Task: Sift the listing for lines that hold the string "webmaster" and pull them out.

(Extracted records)
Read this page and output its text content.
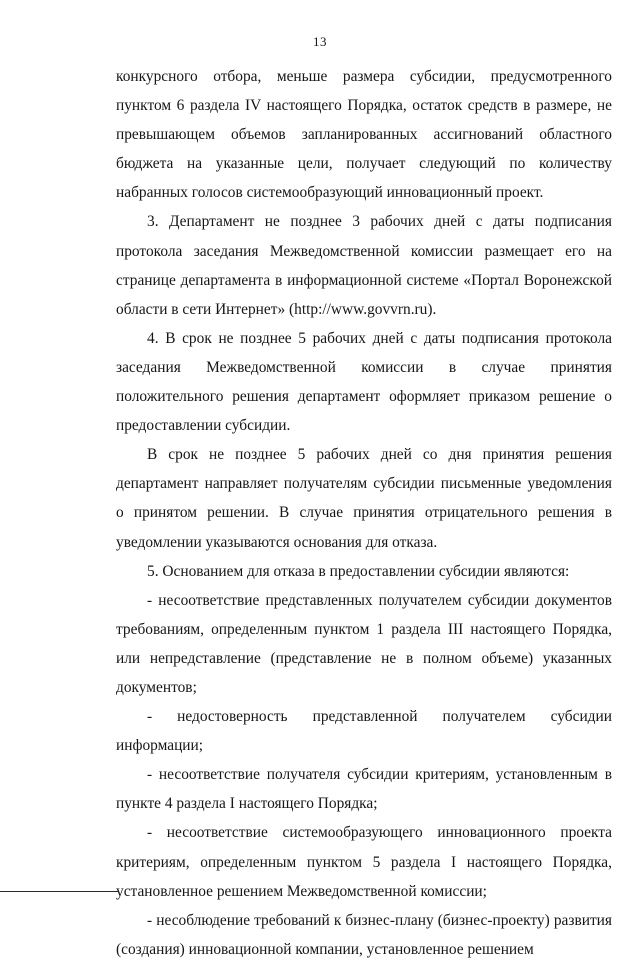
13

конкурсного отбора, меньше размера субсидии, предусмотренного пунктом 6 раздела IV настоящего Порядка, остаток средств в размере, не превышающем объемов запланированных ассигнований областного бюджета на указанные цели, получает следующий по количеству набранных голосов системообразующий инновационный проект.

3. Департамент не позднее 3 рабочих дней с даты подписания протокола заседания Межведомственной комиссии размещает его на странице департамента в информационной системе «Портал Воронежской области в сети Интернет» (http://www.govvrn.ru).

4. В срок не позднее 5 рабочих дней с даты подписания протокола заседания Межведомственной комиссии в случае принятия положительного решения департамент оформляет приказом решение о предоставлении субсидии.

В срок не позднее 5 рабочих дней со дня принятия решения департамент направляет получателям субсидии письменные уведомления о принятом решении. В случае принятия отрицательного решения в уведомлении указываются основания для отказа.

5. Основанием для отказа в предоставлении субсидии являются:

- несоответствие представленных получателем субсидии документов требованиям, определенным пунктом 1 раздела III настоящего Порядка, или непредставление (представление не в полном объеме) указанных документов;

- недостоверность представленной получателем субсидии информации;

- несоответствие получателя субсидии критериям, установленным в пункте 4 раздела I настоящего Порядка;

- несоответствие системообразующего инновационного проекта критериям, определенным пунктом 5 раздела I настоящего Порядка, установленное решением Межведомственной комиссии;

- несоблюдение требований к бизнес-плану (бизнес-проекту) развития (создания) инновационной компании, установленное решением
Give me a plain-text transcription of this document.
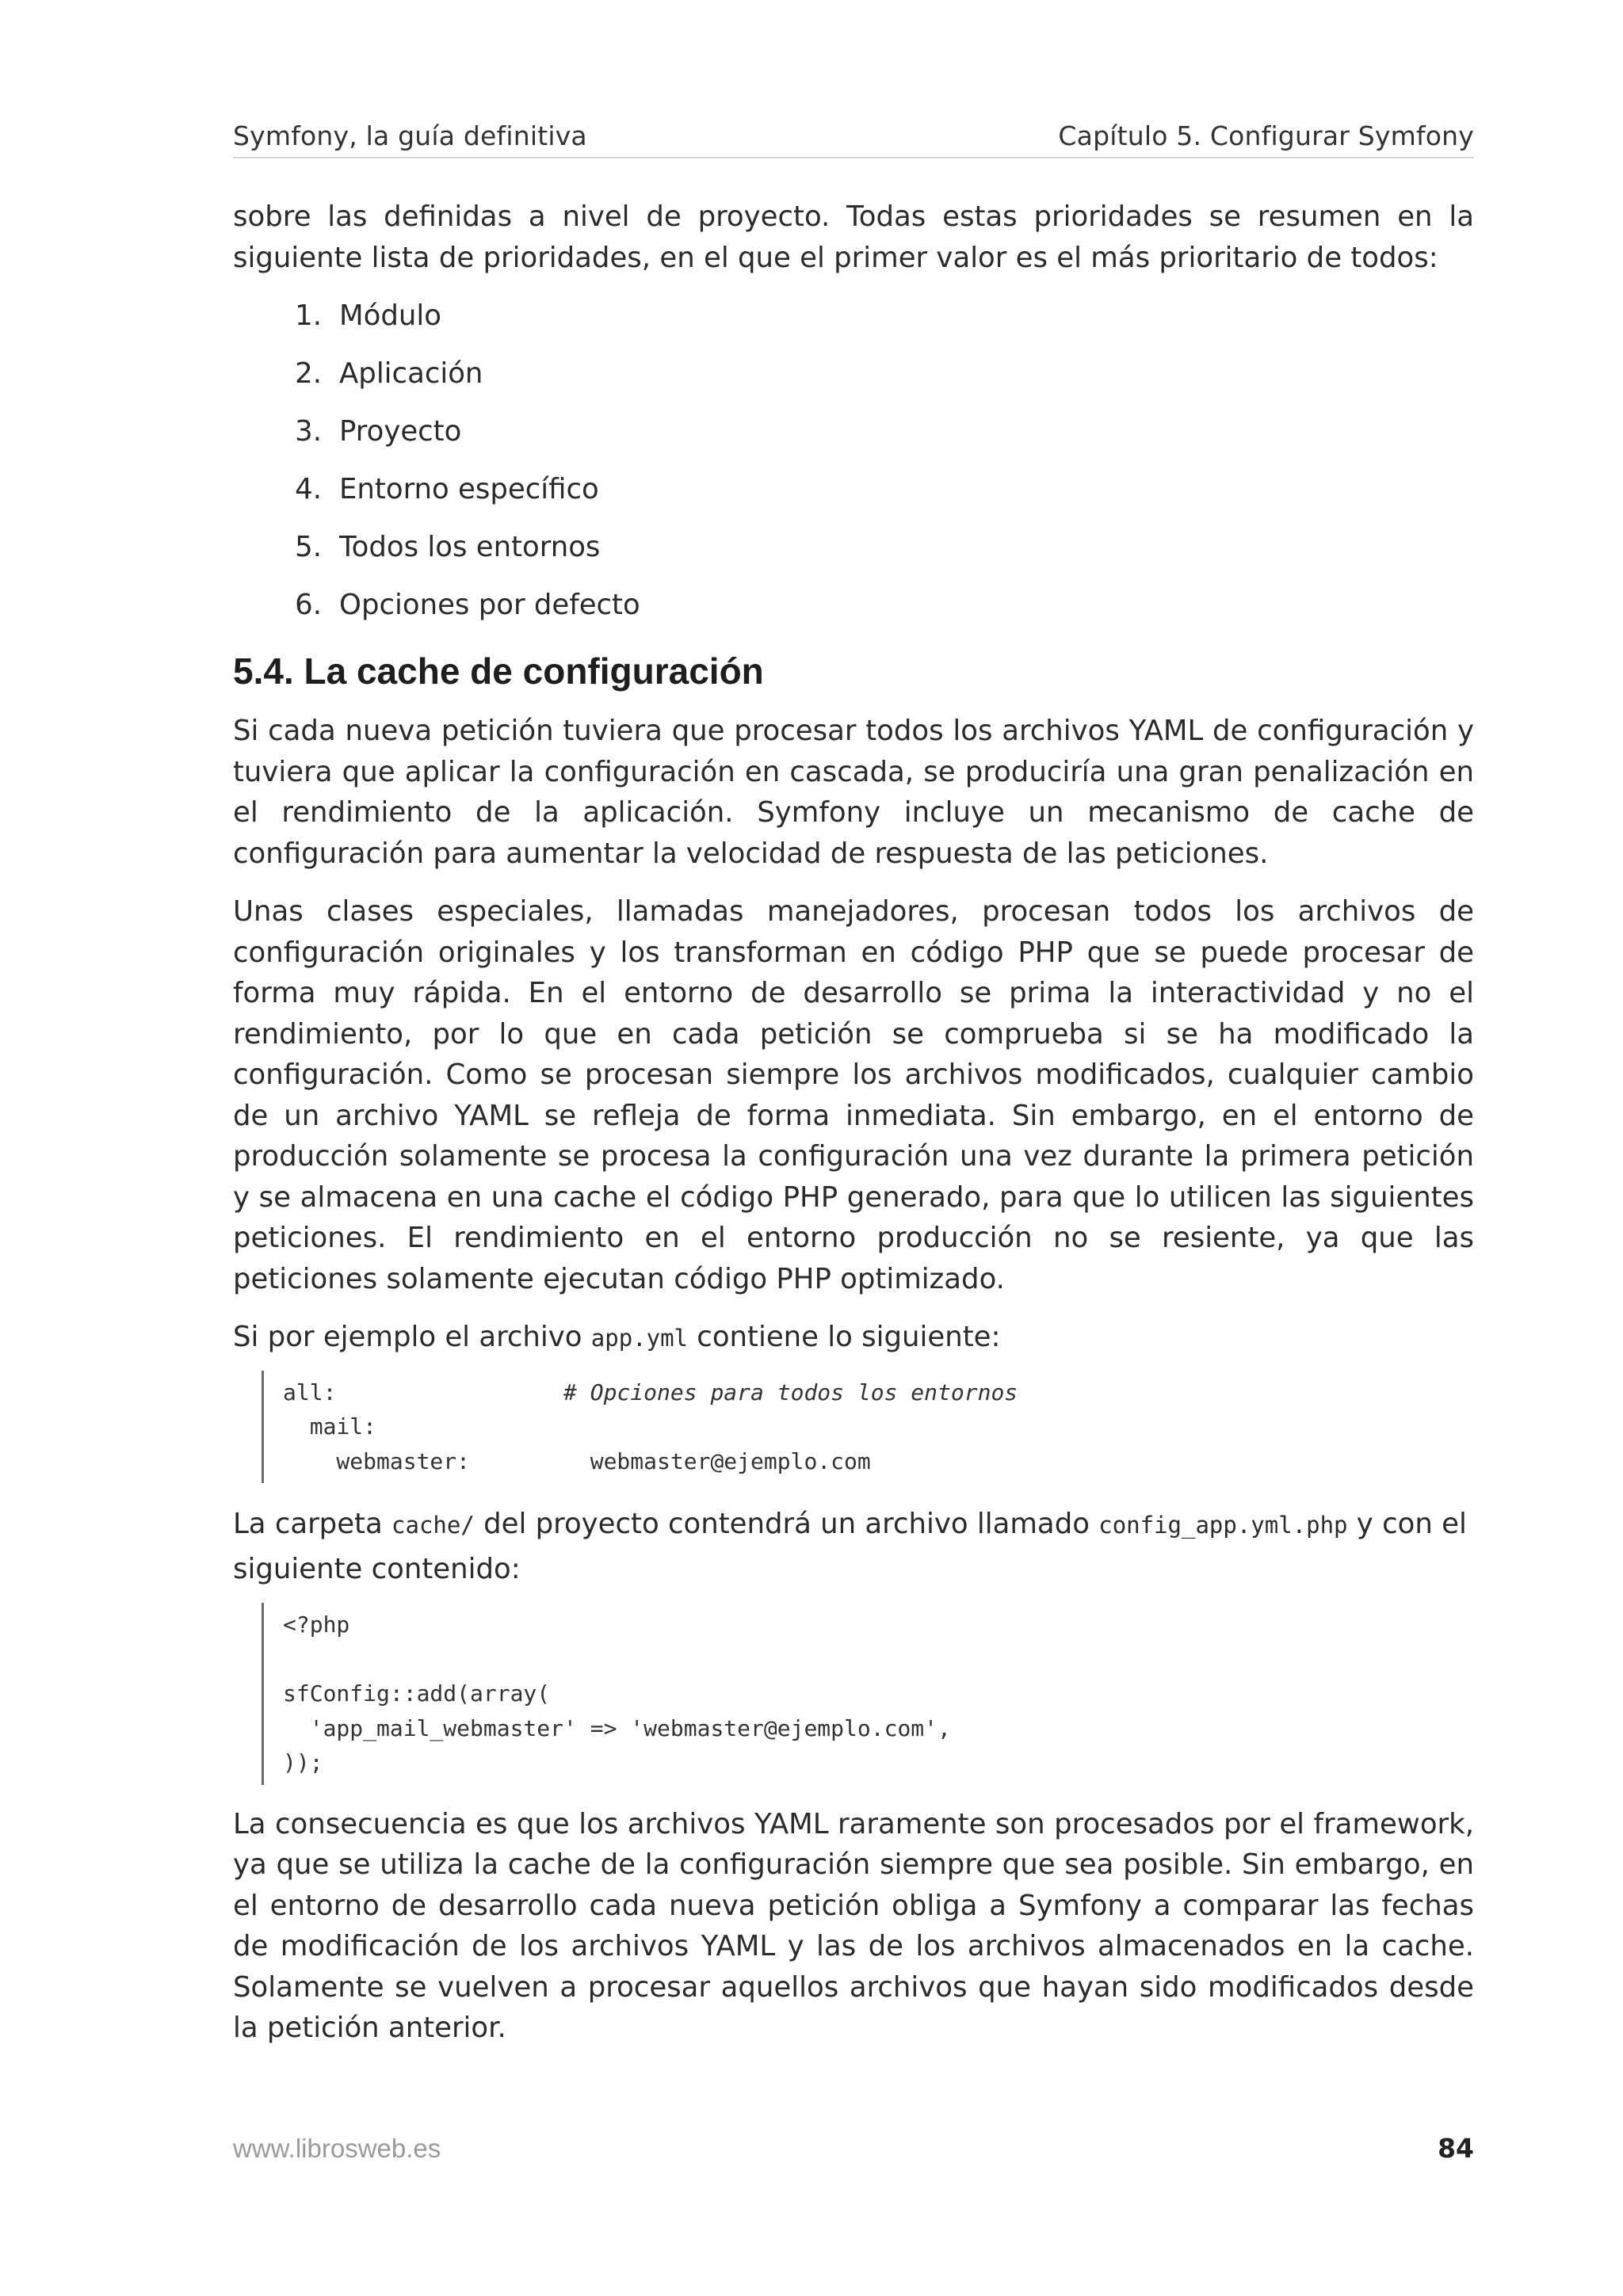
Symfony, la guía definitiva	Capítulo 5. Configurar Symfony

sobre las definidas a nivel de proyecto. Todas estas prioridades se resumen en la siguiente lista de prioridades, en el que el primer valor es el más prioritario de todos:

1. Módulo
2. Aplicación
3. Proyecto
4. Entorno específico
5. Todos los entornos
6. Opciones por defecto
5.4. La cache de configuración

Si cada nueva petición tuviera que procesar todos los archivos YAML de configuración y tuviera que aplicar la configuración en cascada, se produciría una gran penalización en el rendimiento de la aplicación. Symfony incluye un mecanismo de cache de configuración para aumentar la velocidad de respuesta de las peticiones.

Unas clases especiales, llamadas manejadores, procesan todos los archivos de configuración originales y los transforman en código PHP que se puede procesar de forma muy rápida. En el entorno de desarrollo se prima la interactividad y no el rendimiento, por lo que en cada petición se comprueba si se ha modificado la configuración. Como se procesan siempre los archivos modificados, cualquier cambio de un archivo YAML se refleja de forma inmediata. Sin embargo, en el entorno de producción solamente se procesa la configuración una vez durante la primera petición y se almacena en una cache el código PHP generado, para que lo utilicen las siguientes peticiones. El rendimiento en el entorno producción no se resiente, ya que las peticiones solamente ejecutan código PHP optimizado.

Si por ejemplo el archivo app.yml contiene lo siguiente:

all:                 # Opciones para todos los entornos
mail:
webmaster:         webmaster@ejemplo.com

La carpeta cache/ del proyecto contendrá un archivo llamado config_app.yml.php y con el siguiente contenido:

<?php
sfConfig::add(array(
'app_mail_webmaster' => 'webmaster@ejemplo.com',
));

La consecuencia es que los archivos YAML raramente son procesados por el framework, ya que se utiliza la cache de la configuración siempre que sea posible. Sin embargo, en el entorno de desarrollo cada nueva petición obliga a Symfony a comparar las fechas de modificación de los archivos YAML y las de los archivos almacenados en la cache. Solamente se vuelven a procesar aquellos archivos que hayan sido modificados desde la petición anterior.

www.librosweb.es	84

Finished exercise:
webmaster:         webmaster@ejemplo.com
'app_mail_webmaster' => 'webmaster@ejemplo.com',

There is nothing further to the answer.